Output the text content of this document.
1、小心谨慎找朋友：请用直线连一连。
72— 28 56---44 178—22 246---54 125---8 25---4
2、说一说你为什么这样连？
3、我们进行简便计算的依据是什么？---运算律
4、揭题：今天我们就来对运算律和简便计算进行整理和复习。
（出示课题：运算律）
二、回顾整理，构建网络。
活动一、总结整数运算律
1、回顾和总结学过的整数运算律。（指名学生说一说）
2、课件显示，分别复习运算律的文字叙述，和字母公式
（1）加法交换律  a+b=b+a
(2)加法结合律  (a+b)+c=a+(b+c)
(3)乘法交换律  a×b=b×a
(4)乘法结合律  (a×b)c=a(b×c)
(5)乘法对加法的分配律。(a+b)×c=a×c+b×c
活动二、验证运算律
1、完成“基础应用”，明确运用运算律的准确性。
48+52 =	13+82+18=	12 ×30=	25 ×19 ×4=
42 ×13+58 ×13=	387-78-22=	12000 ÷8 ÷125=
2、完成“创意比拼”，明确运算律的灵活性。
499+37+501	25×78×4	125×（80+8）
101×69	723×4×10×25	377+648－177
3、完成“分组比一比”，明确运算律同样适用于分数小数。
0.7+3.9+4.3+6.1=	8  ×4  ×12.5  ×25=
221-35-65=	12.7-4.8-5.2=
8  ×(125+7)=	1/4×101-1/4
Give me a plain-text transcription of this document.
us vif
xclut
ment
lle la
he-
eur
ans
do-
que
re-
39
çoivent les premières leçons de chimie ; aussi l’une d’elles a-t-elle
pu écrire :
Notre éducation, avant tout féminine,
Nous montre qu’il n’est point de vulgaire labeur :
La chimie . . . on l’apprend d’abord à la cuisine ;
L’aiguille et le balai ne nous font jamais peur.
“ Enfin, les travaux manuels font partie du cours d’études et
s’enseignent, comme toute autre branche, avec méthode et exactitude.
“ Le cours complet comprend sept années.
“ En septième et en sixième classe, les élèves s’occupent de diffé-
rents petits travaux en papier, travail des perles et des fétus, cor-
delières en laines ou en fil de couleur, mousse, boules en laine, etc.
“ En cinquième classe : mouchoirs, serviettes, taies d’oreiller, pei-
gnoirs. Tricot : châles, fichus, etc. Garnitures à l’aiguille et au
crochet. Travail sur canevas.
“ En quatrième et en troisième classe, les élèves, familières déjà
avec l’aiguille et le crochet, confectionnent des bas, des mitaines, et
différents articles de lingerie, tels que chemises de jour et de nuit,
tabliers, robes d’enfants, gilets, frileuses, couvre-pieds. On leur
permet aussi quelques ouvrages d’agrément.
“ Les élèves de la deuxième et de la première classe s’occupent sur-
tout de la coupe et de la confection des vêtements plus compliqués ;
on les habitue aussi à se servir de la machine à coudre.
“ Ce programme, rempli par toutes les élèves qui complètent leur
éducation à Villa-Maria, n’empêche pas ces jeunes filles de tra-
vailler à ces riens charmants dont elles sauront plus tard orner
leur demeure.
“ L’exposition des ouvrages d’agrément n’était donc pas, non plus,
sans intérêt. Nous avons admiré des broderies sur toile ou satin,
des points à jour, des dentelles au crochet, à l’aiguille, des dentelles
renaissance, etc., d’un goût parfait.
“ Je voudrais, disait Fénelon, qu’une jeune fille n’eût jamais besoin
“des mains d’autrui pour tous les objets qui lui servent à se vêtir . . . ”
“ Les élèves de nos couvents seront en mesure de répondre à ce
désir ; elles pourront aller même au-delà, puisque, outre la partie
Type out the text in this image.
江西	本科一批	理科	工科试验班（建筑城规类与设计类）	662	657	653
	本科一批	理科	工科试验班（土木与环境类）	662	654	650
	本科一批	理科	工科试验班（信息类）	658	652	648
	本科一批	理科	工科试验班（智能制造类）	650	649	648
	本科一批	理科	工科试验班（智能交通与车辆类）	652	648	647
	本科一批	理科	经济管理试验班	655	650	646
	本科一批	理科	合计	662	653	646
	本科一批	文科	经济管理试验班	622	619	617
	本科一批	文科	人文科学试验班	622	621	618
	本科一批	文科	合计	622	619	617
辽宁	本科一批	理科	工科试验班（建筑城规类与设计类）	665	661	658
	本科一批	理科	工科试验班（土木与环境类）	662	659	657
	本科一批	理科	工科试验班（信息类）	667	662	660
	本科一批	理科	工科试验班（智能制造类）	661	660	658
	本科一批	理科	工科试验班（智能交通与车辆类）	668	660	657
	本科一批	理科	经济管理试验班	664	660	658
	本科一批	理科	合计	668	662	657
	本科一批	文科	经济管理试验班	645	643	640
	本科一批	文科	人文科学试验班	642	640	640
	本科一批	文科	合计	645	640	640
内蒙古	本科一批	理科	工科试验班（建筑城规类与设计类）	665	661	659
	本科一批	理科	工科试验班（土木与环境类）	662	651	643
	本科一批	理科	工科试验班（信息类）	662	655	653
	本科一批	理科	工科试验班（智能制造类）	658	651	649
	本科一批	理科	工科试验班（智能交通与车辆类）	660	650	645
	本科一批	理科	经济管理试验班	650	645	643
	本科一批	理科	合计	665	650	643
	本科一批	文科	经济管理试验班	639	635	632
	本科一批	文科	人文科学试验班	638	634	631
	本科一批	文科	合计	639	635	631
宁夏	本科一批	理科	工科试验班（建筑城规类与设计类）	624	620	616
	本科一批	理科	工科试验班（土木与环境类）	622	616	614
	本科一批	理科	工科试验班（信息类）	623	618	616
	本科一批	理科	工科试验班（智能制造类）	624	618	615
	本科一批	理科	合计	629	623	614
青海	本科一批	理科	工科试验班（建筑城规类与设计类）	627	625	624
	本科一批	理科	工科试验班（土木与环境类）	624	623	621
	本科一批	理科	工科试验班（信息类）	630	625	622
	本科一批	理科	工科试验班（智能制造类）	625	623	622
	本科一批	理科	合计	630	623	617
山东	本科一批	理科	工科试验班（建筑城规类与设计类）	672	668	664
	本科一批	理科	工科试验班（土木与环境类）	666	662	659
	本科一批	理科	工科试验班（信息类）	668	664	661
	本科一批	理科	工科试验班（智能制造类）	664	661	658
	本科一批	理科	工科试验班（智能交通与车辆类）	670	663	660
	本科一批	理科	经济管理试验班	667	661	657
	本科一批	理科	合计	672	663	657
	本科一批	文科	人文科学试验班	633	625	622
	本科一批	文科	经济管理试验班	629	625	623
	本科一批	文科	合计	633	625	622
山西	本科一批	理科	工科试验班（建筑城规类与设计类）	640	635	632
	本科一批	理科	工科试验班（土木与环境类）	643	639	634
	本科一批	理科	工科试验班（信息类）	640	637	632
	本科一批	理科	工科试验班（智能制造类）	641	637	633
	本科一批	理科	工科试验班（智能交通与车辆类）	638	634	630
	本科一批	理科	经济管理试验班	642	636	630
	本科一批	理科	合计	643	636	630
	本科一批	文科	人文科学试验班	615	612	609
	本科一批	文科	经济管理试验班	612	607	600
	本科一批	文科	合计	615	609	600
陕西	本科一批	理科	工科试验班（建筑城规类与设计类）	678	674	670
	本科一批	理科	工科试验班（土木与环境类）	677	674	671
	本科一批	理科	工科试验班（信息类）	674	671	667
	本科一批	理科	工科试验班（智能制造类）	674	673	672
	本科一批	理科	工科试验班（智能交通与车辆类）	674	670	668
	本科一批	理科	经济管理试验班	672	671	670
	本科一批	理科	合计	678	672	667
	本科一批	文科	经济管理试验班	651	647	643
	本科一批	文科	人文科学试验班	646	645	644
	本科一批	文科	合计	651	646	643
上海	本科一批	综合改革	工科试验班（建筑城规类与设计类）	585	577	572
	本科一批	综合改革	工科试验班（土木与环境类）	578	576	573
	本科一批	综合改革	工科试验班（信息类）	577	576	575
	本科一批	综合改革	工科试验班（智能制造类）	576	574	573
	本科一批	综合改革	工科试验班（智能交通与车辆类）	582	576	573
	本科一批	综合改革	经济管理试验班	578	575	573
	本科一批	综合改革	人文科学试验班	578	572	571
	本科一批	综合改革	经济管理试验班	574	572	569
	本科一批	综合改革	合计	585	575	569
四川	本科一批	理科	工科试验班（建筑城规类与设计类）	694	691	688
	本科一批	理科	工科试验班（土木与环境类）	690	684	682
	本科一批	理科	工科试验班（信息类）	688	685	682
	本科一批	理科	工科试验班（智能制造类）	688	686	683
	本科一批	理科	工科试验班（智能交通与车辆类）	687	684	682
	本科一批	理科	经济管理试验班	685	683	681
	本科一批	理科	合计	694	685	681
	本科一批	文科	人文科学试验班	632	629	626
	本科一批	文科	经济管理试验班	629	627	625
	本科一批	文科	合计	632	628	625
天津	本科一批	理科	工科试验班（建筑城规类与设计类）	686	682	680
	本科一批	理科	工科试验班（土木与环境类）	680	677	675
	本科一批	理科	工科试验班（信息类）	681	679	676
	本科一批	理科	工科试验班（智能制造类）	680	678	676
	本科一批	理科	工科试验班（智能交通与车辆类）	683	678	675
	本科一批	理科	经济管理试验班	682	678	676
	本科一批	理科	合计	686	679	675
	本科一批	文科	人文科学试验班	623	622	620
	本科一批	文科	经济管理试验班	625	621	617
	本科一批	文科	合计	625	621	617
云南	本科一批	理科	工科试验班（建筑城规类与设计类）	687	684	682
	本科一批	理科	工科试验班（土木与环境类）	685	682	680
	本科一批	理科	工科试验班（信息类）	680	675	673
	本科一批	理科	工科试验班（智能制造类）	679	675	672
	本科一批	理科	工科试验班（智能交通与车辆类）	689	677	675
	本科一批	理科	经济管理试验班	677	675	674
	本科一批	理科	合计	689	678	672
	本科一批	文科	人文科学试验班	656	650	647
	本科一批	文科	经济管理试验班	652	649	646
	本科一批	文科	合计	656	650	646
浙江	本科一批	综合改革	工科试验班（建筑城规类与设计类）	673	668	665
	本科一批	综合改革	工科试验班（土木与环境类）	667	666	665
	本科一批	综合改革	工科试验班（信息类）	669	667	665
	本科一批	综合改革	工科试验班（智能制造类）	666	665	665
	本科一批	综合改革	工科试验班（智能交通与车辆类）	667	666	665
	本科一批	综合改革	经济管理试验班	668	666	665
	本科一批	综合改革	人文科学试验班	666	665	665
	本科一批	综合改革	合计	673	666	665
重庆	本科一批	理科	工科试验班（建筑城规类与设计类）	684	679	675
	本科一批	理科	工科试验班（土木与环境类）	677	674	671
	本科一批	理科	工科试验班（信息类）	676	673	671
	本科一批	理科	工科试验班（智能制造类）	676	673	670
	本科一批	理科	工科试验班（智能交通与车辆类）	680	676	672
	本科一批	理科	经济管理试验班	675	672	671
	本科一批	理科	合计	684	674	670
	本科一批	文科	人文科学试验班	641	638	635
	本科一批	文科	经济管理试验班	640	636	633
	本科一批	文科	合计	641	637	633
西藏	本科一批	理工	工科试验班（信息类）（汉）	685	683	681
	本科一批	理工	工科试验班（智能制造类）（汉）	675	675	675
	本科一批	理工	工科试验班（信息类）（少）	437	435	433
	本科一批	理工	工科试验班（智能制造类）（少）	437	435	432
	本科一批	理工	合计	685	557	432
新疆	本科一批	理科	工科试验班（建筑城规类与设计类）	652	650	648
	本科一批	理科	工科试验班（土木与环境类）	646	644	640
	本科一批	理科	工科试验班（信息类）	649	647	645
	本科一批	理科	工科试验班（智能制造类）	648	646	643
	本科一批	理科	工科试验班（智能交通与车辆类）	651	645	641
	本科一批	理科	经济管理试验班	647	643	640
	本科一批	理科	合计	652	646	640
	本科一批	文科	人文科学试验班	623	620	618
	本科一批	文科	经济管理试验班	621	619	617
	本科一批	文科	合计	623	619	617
——————————
* Stated task
Every line above that contains the word "occupent" should be reported.

* Exercise response
“ En septième et en sixième classe, les élèves s’occupent de diffé-
“ Les élèves de la deuxième et de la première classe s’occupent sur-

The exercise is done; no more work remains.